● Stated task: Filter the entries below, keeping every line that has the word "water".

┄┄┄┄┄┄

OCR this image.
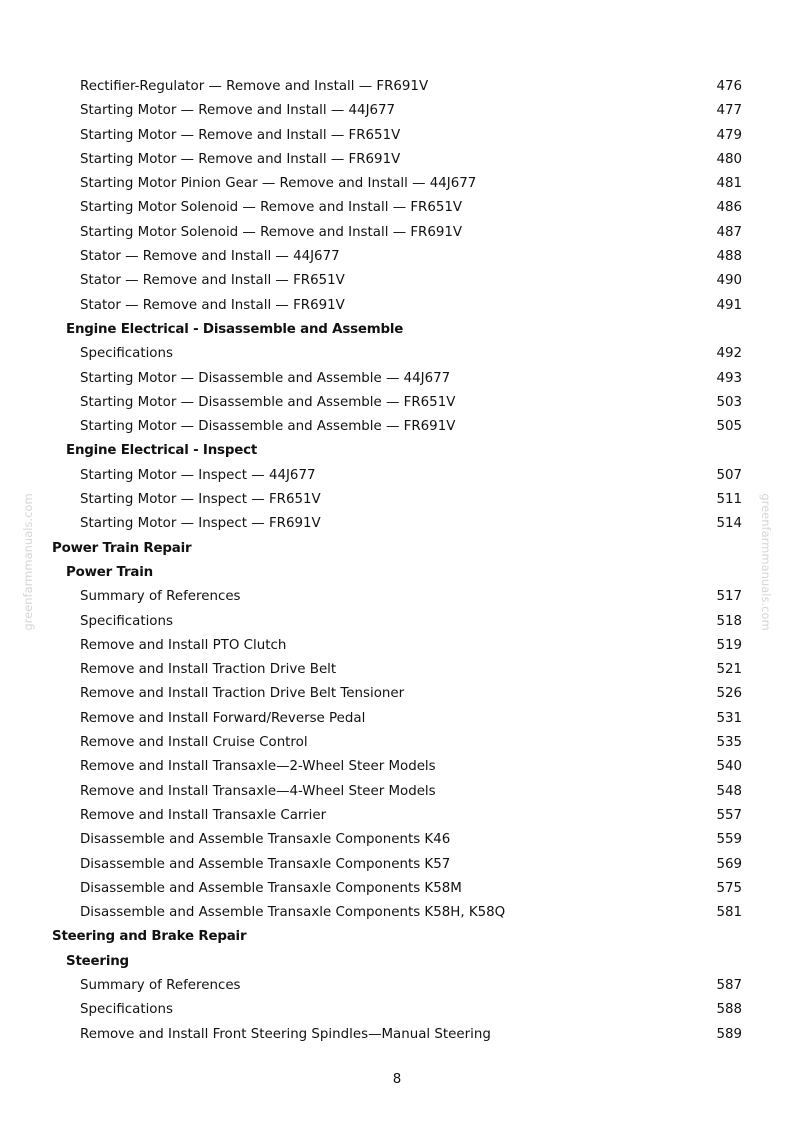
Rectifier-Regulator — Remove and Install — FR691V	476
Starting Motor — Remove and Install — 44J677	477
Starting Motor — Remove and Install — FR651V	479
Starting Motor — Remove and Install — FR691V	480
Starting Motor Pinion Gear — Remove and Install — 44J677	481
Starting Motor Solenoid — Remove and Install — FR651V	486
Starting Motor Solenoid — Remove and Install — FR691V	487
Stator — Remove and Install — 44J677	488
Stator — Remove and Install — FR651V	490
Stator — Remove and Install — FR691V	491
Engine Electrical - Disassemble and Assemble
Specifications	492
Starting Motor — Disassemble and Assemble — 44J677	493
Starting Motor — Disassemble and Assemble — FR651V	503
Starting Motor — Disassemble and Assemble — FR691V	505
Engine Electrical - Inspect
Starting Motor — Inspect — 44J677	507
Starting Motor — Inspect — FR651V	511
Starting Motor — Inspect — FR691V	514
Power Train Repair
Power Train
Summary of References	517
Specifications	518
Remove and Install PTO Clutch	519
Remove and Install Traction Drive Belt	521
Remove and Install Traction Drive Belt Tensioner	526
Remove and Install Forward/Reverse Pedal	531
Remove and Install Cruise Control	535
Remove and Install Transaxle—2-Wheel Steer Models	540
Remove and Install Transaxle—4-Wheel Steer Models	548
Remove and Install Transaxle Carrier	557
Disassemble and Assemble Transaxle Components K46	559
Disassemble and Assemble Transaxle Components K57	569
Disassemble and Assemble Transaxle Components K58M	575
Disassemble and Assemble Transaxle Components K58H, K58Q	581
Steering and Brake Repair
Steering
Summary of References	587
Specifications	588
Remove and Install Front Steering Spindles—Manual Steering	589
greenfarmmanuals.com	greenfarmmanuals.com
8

┄┄┄┄┄┄

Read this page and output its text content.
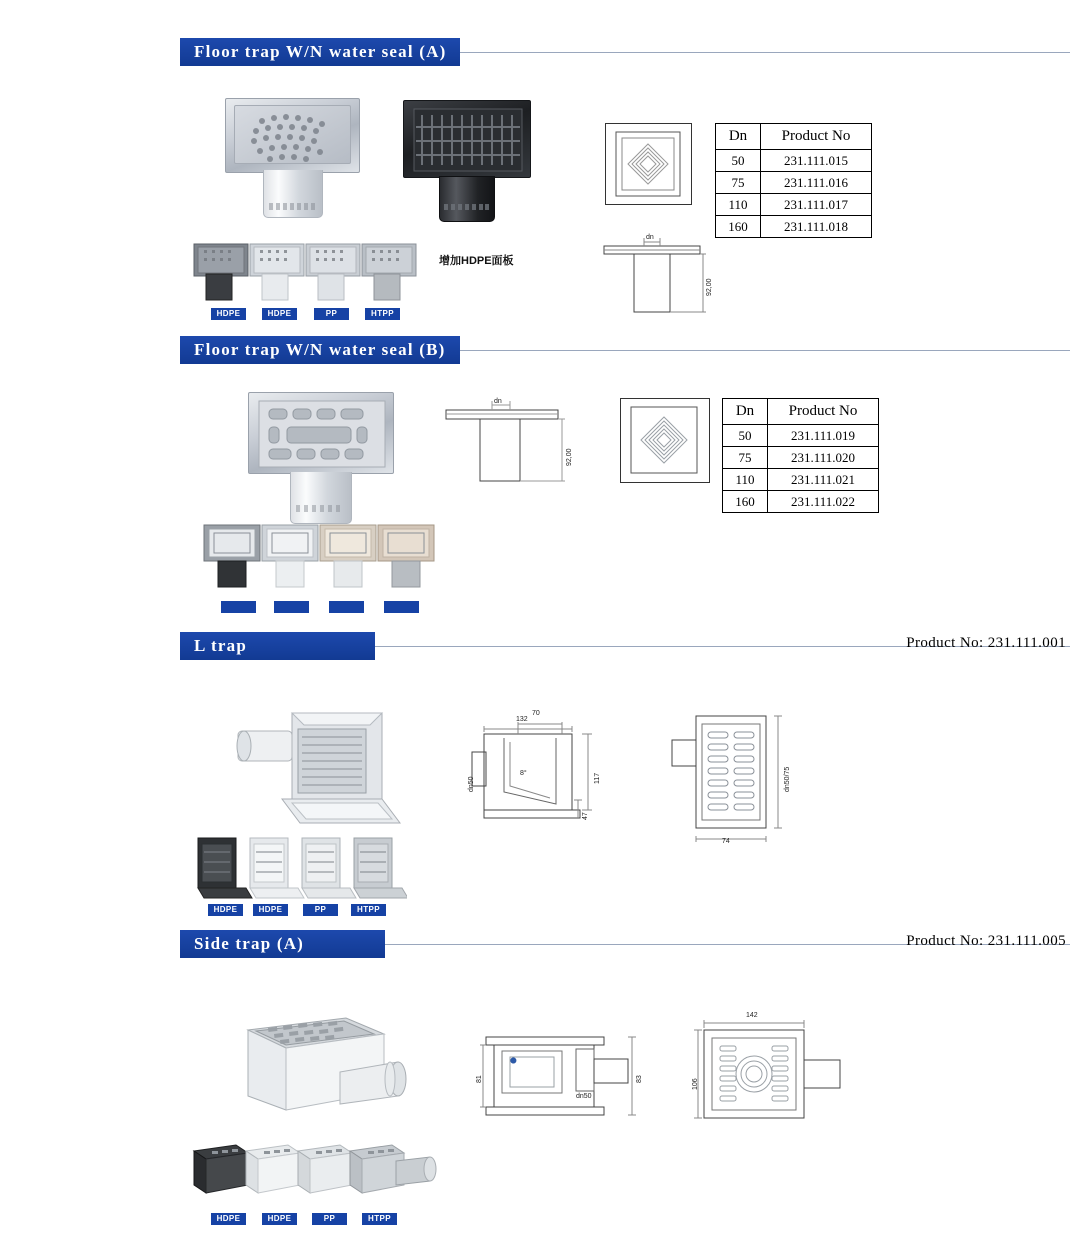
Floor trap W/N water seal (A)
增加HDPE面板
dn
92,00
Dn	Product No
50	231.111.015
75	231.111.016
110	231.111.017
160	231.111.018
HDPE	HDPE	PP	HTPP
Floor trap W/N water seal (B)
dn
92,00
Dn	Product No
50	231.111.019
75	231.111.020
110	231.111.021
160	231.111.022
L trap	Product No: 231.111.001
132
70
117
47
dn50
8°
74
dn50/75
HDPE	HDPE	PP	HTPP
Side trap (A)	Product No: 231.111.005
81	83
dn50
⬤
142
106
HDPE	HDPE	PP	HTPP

┄┄┄┄┄┄

● Final result:
Floor trap W/N water seal (A)
Floor trap W/N water seal (B)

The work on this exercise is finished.